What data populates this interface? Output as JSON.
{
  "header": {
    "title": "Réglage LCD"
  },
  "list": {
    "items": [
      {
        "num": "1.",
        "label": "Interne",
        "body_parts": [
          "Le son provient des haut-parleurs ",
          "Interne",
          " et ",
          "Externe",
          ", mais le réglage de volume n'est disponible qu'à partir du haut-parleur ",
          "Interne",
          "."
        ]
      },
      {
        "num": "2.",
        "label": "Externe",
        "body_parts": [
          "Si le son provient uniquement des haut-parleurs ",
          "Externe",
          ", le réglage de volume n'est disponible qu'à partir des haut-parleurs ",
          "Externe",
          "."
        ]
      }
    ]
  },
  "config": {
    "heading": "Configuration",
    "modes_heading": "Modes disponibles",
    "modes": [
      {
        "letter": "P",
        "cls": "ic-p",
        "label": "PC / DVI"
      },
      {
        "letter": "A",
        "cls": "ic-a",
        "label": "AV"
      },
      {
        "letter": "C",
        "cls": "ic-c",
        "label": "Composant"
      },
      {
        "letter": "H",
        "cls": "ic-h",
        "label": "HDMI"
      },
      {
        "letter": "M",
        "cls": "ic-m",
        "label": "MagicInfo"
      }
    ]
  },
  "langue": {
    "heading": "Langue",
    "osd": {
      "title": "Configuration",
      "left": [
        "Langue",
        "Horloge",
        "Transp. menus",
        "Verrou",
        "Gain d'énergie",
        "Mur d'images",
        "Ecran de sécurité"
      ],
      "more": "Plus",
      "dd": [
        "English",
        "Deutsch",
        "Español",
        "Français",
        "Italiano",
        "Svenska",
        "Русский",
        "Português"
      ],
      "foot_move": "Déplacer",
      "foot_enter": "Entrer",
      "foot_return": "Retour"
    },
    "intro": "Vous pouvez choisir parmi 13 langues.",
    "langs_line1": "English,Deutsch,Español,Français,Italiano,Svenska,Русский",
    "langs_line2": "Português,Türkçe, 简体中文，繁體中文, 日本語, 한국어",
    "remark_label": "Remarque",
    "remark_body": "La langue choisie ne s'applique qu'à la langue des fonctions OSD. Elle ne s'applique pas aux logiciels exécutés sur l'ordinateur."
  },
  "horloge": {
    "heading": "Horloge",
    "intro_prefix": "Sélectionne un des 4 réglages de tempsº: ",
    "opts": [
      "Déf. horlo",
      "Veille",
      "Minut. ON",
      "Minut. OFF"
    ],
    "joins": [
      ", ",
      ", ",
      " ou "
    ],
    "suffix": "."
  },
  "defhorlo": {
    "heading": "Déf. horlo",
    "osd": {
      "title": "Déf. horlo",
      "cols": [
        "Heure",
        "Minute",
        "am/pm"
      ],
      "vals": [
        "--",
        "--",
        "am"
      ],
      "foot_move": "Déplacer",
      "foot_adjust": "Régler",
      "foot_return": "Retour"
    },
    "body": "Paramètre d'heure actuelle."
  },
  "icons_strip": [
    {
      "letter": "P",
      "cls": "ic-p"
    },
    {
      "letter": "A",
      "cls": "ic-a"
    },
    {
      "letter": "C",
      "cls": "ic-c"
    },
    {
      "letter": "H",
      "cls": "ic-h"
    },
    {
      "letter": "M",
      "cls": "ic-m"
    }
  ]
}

#### [Exercise]
Copy out every line that includes the word "English".

#### [Answer for this exercise]
        "English",
    "langs_line1": "English,Deutsch,Español,Français,Italiano,Svenska,Русский",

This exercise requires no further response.